**Actions to take:**
A: In the passage about moving the salon, start at the words "The timeline was" and end after "scary for me.", then write that part out again with "scary" swapped for "frightening".
B: In the passage about moving the salon, what was in the half of the L-shaped building that did not hold the salon?

The timeline was short before they started their project so Dave and I drove all around Roseburg looking for a suitable place where we could move our business. We didn’t find anything suitable so my entrepreneur husband who thinks outside the box contacted the property manager to see if we could buy the building. We decided buying the building would be our best move ,but it was still scary for me.
After we negotiated the sales agreement with the land developer the plan to move the building was developed. The building was “L” shaped, it had to be cut in half. One half was where the salon was and the other half a flower shop. Then, each section would be moved one at a time up a hill to the empty lot. We’d be closed for business hopefully in less than a week. It was tremendously stressful. So much so, that even a glare of light off a car window could bring on a migraine headache for both Dave and I.
The rest of the year was a blur because we had so much going on. I continued going to Eugene to see Serena and Maggie every Wednesday, kept up my responsibilities at home, plus I worked at the salon and usually stopped at Dad and mom’s house after work to see how I could help them. Dad was smoking inside the house, he didn’t try to hide it like he did when I was a kid. Usually when I left their house I had a migraine from the cigarette smoke-filled house. With my migraines and Dave’s, we were quite a pair.

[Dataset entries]

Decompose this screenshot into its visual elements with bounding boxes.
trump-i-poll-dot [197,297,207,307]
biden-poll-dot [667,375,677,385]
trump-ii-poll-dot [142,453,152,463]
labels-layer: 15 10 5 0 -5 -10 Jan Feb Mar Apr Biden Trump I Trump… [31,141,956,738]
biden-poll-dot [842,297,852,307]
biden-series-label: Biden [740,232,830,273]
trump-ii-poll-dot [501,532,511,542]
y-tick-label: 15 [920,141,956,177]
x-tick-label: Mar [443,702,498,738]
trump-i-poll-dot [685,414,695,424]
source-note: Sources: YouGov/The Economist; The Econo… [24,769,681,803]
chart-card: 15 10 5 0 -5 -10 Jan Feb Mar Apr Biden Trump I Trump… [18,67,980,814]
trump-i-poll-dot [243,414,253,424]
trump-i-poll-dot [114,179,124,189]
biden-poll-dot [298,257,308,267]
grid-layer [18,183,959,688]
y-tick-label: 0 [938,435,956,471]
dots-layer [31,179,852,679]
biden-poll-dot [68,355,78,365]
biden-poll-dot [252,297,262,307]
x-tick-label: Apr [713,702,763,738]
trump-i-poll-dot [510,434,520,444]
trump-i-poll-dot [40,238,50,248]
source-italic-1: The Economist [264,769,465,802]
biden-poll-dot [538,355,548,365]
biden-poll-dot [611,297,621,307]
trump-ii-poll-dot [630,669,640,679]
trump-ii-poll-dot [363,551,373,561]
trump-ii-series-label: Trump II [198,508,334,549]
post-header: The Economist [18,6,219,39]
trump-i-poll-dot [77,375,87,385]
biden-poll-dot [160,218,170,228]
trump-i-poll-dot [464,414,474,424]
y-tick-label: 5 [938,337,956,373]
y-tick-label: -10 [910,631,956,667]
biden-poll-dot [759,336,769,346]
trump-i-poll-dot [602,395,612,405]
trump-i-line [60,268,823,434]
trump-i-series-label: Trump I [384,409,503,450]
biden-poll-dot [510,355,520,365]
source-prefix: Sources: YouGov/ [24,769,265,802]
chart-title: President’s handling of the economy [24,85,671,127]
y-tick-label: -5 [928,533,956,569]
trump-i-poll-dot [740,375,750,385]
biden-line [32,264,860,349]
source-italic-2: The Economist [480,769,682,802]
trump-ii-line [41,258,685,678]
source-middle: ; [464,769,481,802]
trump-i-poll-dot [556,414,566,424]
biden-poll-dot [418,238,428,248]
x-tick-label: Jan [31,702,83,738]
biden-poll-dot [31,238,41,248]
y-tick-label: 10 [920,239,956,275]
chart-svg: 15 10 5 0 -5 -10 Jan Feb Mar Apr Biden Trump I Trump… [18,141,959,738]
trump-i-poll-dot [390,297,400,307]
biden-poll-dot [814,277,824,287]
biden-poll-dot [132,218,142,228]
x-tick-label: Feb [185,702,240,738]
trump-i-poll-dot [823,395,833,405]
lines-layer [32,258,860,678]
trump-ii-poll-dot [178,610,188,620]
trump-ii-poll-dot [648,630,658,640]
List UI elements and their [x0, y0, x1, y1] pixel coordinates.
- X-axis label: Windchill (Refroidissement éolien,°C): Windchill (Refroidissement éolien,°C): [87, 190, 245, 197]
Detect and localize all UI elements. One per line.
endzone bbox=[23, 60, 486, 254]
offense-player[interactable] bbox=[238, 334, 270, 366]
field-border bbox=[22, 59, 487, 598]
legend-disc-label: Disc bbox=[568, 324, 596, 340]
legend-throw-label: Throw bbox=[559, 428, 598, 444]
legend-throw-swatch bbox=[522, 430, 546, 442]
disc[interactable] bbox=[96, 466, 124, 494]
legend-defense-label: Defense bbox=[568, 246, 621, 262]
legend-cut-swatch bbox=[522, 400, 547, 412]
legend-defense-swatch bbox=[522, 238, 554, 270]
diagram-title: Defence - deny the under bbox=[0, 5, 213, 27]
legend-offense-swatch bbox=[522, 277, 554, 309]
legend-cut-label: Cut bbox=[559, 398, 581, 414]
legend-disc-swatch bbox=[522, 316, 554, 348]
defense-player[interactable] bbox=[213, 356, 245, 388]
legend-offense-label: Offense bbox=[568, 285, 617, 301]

**Results for each task:**
A:
The timeline was short before they started their project so Dave and I drove all around Roseburg looking for a suitable place where we could move our business. We didn’t find anything suitable so my entrepreneur husband who thinks outside the box contacted the property manager to see if we could buy the building. We decided buying the building would be our best move ,but it was still frightening for me.

B: A flower shop.